- _Exercise aim_
Return the material word for word. Do not include pictures.

- _Available data_
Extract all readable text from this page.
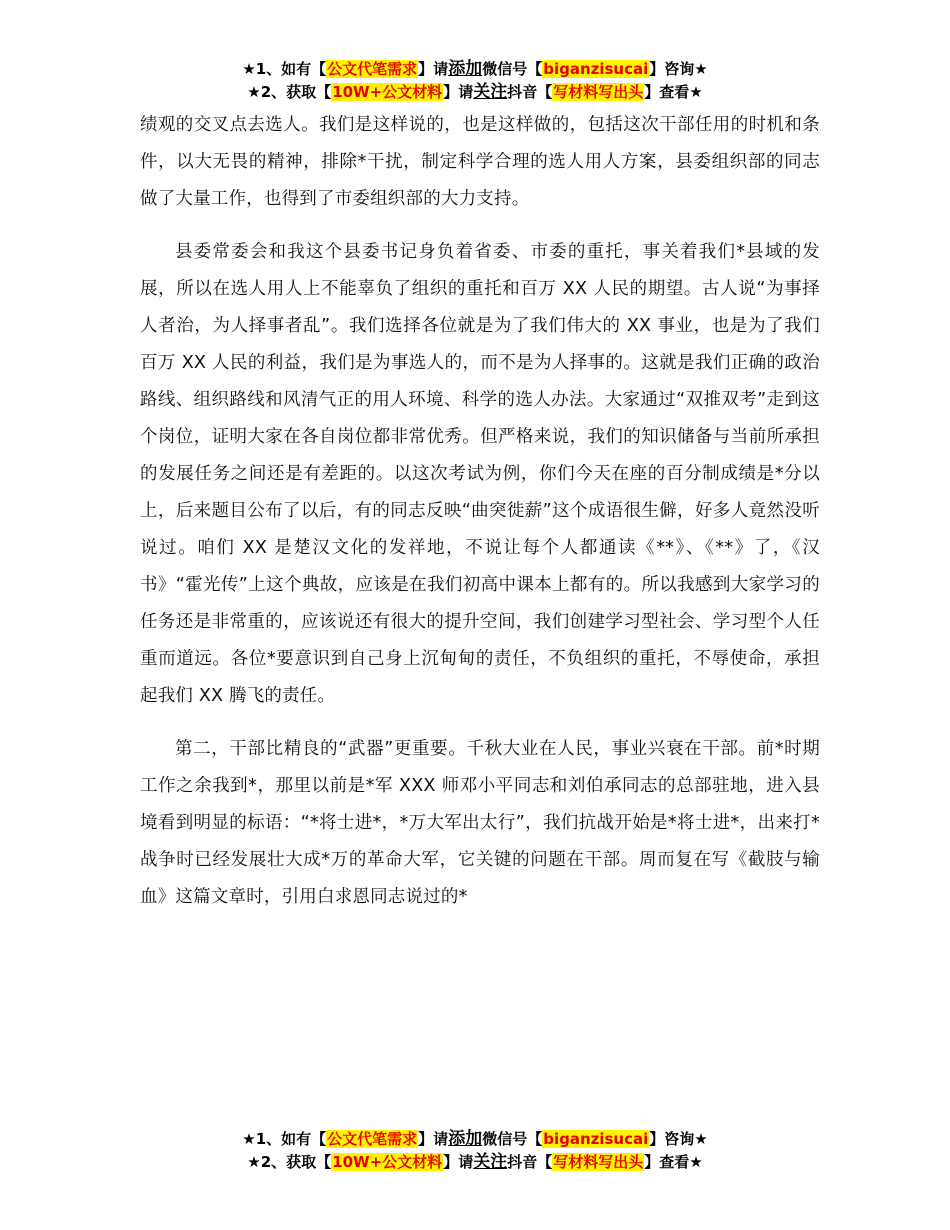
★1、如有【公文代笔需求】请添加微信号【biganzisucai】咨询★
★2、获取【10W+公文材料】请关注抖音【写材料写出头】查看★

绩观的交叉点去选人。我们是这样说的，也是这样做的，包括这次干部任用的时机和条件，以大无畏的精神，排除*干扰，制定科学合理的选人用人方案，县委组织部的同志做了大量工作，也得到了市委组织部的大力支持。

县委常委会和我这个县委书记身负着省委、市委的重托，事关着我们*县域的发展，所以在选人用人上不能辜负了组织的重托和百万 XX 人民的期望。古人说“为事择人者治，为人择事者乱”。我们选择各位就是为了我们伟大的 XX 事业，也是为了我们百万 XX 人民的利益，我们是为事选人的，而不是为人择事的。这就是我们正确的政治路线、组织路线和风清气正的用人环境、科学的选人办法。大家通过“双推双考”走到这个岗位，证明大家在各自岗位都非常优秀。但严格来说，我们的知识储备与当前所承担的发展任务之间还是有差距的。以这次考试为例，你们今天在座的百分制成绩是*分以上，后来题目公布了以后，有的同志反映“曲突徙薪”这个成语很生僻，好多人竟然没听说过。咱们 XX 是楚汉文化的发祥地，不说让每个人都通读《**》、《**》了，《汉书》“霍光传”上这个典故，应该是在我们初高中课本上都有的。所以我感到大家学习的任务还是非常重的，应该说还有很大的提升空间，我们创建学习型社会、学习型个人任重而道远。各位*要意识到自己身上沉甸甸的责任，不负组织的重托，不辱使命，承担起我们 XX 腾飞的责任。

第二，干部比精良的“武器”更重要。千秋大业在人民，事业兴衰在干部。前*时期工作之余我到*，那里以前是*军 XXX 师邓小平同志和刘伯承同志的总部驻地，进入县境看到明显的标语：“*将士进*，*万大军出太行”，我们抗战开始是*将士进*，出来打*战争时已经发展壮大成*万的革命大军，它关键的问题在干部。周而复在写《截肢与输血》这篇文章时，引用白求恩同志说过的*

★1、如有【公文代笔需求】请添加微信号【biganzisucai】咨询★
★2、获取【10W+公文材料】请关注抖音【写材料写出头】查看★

- _Result of this exercise_
Extract all readable text from this page.
★1、如有【公文代笔需求】请添加微信号【biganzisucai】咨询★
★2、获取【10W+公文材料】请关注抖音【写材料写出头】查看★

绩观的交叉点去选人。我们是这样说的，也是这样做的，包括这次干部任用的时机和条件，以大无畏的精神，排除*干扰，制定科学合理的选人用人方案，县委组织部的同志做了大量工作，也得到了市委组织部的大力支持。

县委常委会和我这个县委书记身负着省委、市委的重托，事关着我们*县域的发展，所以在选人用人上不能辜负了组织的重托和百万 XX 人民的期望。古人说“为事择人者治，为人择事者乱”。我们选择各位就是为了我们伟大的 XX 事业，也是为了我们百万 XX 人民的利益，我们是为事选人的，而不是为人择事的。这就是我们正确的政治路线、组织路线和风清气正的用人环境、科学的选人办法。大家通过“双推双考”走到这个岗位，证明大家在各自岗位都非常优秀。但严格来说，我们的知识储备与当前所承担的发展任务之间还是有差距的。以这次考试为例，你们今天在座的百分制成绩是*分以上，后来题目公布了以后，有的同志反映“曲突徙薪”这个成语很生僻，好多人竟然没听说过。咱们 XX 是楚汉文化的发祥地，不说让每个人都通读《**》、《**》了，《汉书》“霍光传”上这个典故，应该是在我们初高中课本上都有的。所以我感到大家学习的任务还是非常重的，应该说还有很大的提升空间，我们创建学习型社会、学习型个人任重而道远。各位*要意识到自己身上沉甸甸的责任，不负组织的重托，不辱使命，承担起我们 XX 腾飞的责任。

第二，干部比精良的“武器”更重要。千秋大业在人民，事业兴衰在干部。前*时期工作之余我到*，那里以前是*军 XXX 师邓小平同志和刘伯承同志的总部驻地，进入县境看到明显的标语：“*将士进*，*万大军出太行”，我们抗战开始是*将士进*，出来打*战争时已经发展壮大成*万的革命大军，它关键的问题在干部。周而复在写《截肢与输血》这篇文章时，引用白求恩同志说过的*

★1、如有【公文代笔需求】请添加微信号【biganzisucai】咨询★
★2、获取【10W+公文材料】请关注抖音【写材料写出头】查看★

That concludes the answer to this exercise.